— begin Given records —

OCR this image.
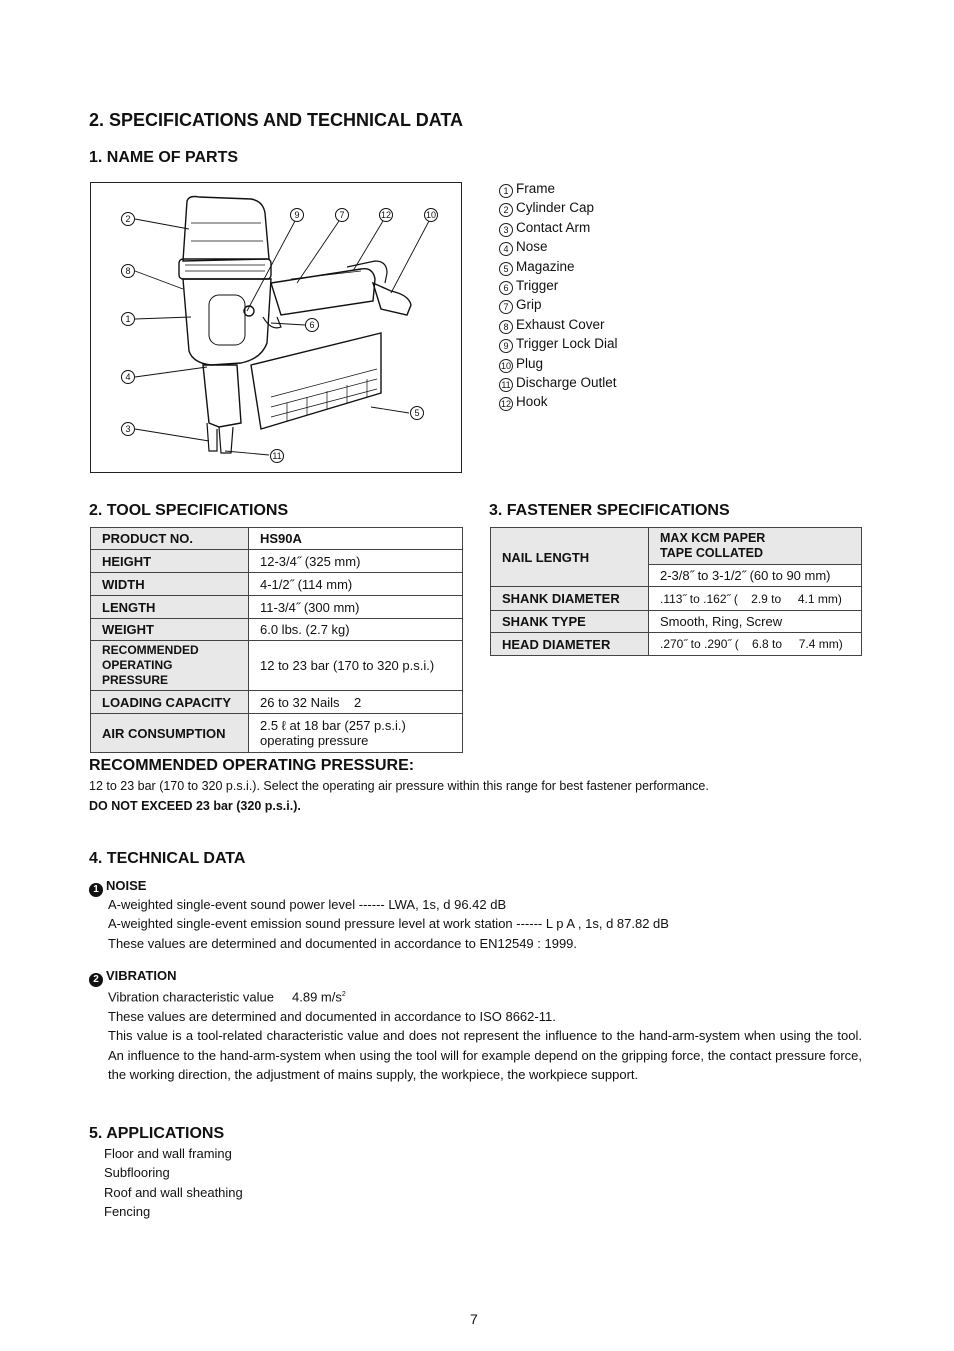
2. SPECIFICATIONS AND TECHNICAL DATA
1. NAME OF PARTS
2
8
1
4
3
9	7	12	10
6
5
11
1 Frame
2 Cylinder Cap
3 Contact Arm
4 Nose
5 Magazine
6 Trigger
7 Grip
8 Exhaust Cover
9 Trigger Lock Dial
10 Plug
11 Discharge Outlet
12 Hook
2. TOOL SPECIFICATIONS
PRODUCT NO.	HS90A
HEIGHT	12-3/4˝ (325 mm)
WIDTH	4-1/2˝ (114 mm)
LENGTH	11-3/4˝ (300 mm)
WEIGHT	6.0 lbs. (2.7 kg)

RECOMMENDED
OPERATING PRESSURE	12 to 23 bar (170 to 320 p.s.i.)
LOADING CAPACITY	26 to 32 Nails    2
AIR CONSUMPTION	2.5 ℓ at 18 bar (257 p.s.i.)
operating pressure
3. FASTENER SPECIFICATIONS
NAIL LENGTH	MAX KCM PAPER
TAPE COLLATED

	2-3/8˝ to 3-1/2˝ (60 to 90 mm)
SHANK DIAMETER	.113˝ to .162˝ (    2.9 to     4.1 mm)
SHANK TYPE	Smooth, Ring, Screw
HEAD DIAMETER	.270˝ to .290˝ (    6.8 to     7.4 mm)
RECOMMENDED OPERATING PRESSURE:
12 to 23 bar (170 to 320 p.s.i.). Select the operating air pressure within this range for best fastener performance.
DO NOT EXCEED 23 bar (320 p.s.i.).
4. TECHNICAL DATA
1 NOISE
A-weighted single-event sound power level ------ LWA, 1s, d 96.42 dB
A-weighted single-event emission sound pressure level at work station ------ L p A , 1s, d 87.82 dB
These values are determined and documented in accordance to EN12549 : 1999.
2 VIBRATION
Vibration characteristic value     4.89 $m/s^2$
These values are determined and documented in accordance to ISO 8662-11.
This value is a tool-related characteristic value and does not represent the influence to the hand-arm-system when using the tool. An influence to the hand-arm-system when using the tool will for example depend on the gripping force, the contact pressure force, the working direction, the adjustment of mains supply, the workpiece, the workpiece support.
5. APPLICATIONS
Floor and wall framing
Subflooring
Roof and wall sheathing
Fencing
7
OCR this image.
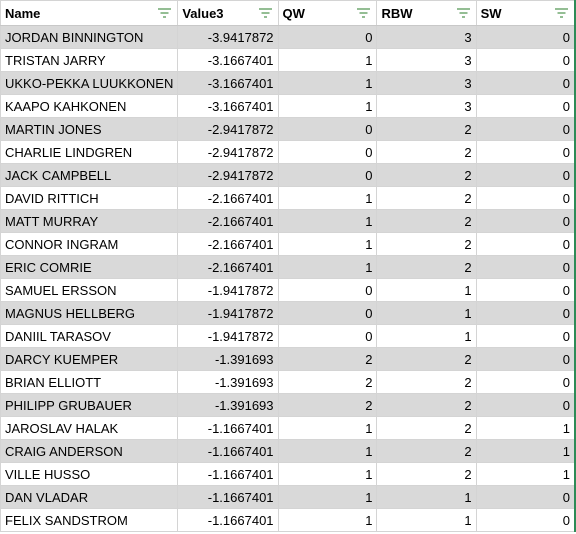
Name	Value3	QW	RBW	SW

JORDAN BINNINGTON	-3.9417872	0	3	0
TRISTAN JARRY	-3.1667401	1	3	0
UKKO-PEKKA LUUKKONEN	-3.1667401	1	3	0
KAAPO KAHKONEN	-3.1667401	1	3	0
MARTIN JONES	-2.9417872	0	2	0
CHARLIE LINDGREN	-2.9417872	0	2	0
JACK CAMPBELL	-2.9417872	0	2	0
DAVID RITTICH	-2.1667401	1	2	0
MATT MURRAY	-2.1667401	1	2	0
CONNOR INGRAM	-2.1667401	1	2	0
ERIC COMRIE	-2.1667401	1	2	0
SAMUEL ERSSON	-1.9417872	0	1	0
MAGNUS HELLBERG	-1.9417872	0	1	0
DANIIL TARASOV	-1.9417872	0	1	0
DARCY KUEMPER	-1.391693	2	2	0
BRIAN ELLIOTT	-1.391693	2	2	0
PHILIPP GRUBAUER	-1.391693	2	2	0
JAROSLAV HALAK	-1.1667401	1	2	1
CRAIG ANDERSON	-1.1667401	1	2	1
VILLE HUSSO	-1.1667401	1	2	1
DAN VLADAR	-1.1667401	1	1	0
FELIX SANDSTROM	-1.1667401	1	1	0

— end Given records —

Written exercise =
The listing above must be printed again exactly, minus its pictures.

Response to the task =
OCR this image.
2. SPECIFICATIONS AND TECHNICAL DATA
1. NAME OF PARTS
2
8
1
4
3
9	7	12	10
6
5
11
1 Frame
2 Cylinder Cap
3 Contact Arm
4 Nose
5 Magazine
6 Trigger
7 Grip
8 Exhaust Cover
9 Trigger Lock Dial
10 Plug
11 Discharge Outlet
12 Hook
2. TOOL SPECIFICATIONS
PRODUCT NO.	HS90A
HEIGHT	12-3/4˝ (325 mm)
WIDTH	4-1/2˝ (114 mm)
LENGTH	11-3/4˝ (300 mm)
WEIGHT	6.0 lbs. (2.7 kg)

RECOMMENDED
OPERATING PRESSURE	12 to 23 bar (170 to 320 p.s.i.)
LOADING CAPACITY	26 to 32 Nails    2
AIR CONSUMPTION	2.5 ℓ at 18 bar (257 p.s.i.)
operating pressure
3. FASTENER SPECIFICATIONS
NAIL LENGTH	MAX KCM PAPER
TAPE COLLATED

	2-3/8˝ to 3-1/2˝ (60 to 90 mm)
SHANK DIAMETER	.113˝ to .162˝ (    2.9 to     4.1 mm)
SHANK TYPE	Smooth, Ring, Screw
HEAD DIAMETER	.270˝ to .290˝ (    6.8 to     7.4 mm)
RECOMMENDED OPERATING PRESSURE:
12 to 23 bar (170 to 320 p.s.i.). Select the operating air pressure within this range for best fastener performance.
DO NOT EXCEED 23 bar (320 p.s.i.).
4. TECHNICAL DATA
1 NOISE
A-weighted single-event sound power level ------ LWA, 1s, d 96.42 dB
A-weighted single-event emission sound pressure level at work station ------ L p A , 1s, d 87.82 dB
These values are determined and documented in accordance to EN12549 : 1999.
2 VIBRATION
Vibration characteristic value     4.89 $m/s^2$
These values are determined and documented in accordance to ISO 8662-11.
This value is a tool-related characteristic value and does not represent the influence to the hand-arm-system when using the tool. An influence to the hand-arm-system when using the tool will for example depend on the gripping force, the contact pressure force, the working direction, the adjustment of mains supply, the workpiece, the workpiece support.
5. APPLICATIONS
Floor and wall framing
Subflooring
Roof and wall sheathing
Fencing
7
OCR this image.
Name	Value3	QW	RBW	SW

JORDAN BINNINGTON	-3.9417872	0	3	0
TRISTAN JARRY	-3.1667401	1	3	0
UKKO-PEKKA LUUKKONEN	-3.1667401	1	3	0
KAAPO KAHKONEN	-3.1667401	1	3	0
MARTIN JONES	-2.9417872	0	2	0
CHARLIE LINDGREN	-2.9417872	0	2	0
JACK CAMPBELL	-2.9417872	0	2	0
DAVID RITTICH	-2.1667401	1	2	0
MATT MURRAY	-2.1667401	1	2	0
CONNOR INGRAM	-2.1667401	1	2	0
ERIC COMRIE	-2.1667401	1	2	0
SAMUEL ERSSON	-1.9417872	0	1	0
MAGNUS HELLBERG	-1.9417872	0	1	0
DANIIL TARASOV	-1.9417872	0	1	0
DARCY KUEMPER	-1.391693	2	2	0
BRIAN ELLIOTT	-1.391693	2	2	0
PHILIPP GRUBAUER	-1.391693	2	2	0
JAROSLAV HALAK	-1.1667401	1	2	1
CRAIG ANDERSON	-1.1667401	1	2	1
VILLE HUSSO	-1.1667401	1	2	1
DAN VLADAR	-1.1667401	1	1	0
FELIX SANDSTROM	-1.1667401	1	1	0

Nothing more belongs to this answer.